Stored data entries

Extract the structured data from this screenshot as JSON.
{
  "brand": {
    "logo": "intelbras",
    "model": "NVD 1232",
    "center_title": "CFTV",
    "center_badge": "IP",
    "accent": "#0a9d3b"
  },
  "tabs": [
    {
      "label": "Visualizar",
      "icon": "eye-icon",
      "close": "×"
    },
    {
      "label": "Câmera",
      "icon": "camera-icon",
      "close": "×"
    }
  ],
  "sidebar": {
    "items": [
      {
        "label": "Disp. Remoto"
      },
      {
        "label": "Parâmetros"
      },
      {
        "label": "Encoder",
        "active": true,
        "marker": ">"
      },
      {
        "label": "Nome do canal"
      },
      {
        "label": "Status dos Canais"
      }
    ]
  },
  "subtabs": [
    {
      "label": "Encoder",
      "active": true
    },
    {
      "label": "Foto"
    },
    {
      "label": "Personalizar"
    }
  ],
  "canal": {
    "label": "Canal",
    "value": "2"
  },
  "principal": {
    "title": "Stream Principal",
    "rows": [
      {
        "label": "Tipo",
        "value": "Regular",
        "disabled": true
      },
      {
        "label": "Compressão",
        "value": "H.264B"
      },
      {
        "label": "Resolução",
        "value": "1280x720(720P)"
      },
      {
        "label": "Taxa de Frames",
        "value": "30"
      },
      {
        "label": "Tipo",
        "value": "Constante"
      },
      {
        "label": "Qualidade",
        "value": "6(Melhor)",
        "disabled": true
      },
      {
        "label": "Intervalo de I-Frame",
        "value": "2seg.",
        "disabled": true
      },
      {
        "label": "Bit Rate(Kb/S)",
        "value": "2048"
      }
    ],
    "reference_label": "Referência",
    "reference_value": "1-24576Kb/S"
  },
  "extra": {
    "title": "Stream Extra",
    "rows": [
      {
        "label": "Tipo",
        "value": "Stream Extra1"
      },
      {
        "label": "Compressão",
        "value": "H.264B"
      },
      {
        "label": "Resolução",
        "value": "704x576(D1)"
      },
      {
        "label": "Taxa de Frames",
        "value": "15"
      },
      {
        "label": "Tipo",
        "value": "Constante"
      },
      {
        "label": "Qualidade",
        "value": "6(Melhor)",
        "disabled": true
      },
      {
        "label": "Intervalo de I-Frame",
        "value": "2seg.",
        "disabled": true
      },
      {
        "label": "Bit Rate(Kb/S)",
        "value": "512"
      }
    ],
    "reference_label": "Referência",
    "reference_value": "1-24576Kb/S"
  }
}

**Task to complete**
Copy out all the entries shown above, character for character.

**Response to this exercise**
Extract the structured data from this screenshot as JSON.
{
  "brand": {
    "logo": "intelbras",
    "model": "NVD 1232",
    "center_title": "CFTV",
    "center_badge": "IP",
    "accent": "#0a9d3b"
  },
  "tabs": [
    {
      "label": "Visualizar",
      "icon": "eye-icon",
      "close": "×"
    },
    {
      "label": "Câmera",
      "icon": "camera-icon",
      "close": "×"
    }
  ],
  "sidebar": {
    "items": [
      {
        "label": "Disp. Remoto"
      },
      {
        "label": "Parâmetros"
      },
      {
        "label": "Encoder",
        "active": true,
        "marker": ">"
      },
      {
        "label": "Nome do canal"
      },
      {
        "label": "Status dos Canais"
      }
    ]
  },
  "subtabs": [
    {
      "label": "Encoder",
      "active": true
    },
    {
      "label": "Foto"
    },
    {
      "label": "Personalizar"
    }
  ],
  "canal": {
    "label": "Canal",
    "value": "2"
  },
  "principal": {
    "title": "Stream Principal",
    "rows": [
      {
        "label": "Tipo",
        "value": "Regular",
        "disabled": true
      },
      {
        "label": "Compressão",
        "value": "H.264B"
      },
      {
        "label": "Resolução",
        "value": "1280x720(720P)"
      },
      {
        "label": "Taxa de Frames",
        "value": "30"
      },
      {
        "label": "Tipo",
        "value": "Constante"
      },
      {
        "label": "Qualidade",
        "value": "6(Melhor)",
        "disabled": true
      },
      {
        "label": "Intervalo de I-Frame",
        "value": "2seg.",
        "disabled": true
      },
      {
        "label": "Bit Rate(Kb/S)",
        "value": "2048"
      }
    ],
    "reference_label": "Referência",
    "reference_value": "1-24576Kb/S"
  },
  "extra": {
    "title": "Stream Extra",
    "rows": [
      {
        "label": "Tipo",
        "value": "Stream Extra1"
      },
      {
        "label": "Compressão",
        "value": "H.264B"
      },
      {
        "label": "Resolução",
        "value": "704x576(D1)"
      },
      {
        "label": "Taxa de Frames",
        "value": "15"
      },
      {
        "label": "Tipo",
        "value": "Constante"
      },
      {
        "label": "Qualidade",
        "value": "6(Melhor)",
        "disabled": true
      },
      {
        "label": "Intervalo de I-Frame",
        "value": "2seg.",
        "disabled": true
      },
      {
        "label": "Bit Rate(Kb/S)",
        "value": "512"
      }
    ],
    "reference_label": "Referência",
    "reference_value": "1-24576Kb/S"
  }
}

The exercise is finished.